══ THE DATA ══
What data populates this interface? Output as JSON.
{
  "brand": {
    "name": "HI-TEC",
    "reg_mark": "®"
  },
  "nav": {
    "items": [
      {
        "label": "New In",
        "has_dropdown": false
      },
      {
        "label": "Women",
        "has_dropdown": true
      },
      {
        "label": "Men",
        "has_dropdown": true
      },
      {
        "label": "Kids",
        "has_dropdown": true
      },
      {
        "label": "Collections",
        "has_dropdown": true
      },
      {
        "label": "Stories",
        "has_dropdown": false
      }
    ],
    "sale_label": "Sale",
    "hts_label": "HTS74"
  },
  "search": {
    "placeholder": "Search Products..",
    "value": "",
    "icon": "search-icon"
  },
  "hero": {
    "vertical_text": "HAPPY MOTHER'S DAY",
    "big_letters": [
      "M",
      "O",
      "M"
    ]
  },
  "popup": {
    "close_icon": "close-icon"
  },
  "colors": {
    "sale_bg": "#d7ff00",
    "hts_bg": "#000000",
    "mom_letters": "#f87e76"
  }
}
═══
PROBLEM TO WORK ON:
List each line in the listing that contains the string "icon".

WRITTEN REPLY:
    "icon": "search-icon"
    "close_icon": "close-icon"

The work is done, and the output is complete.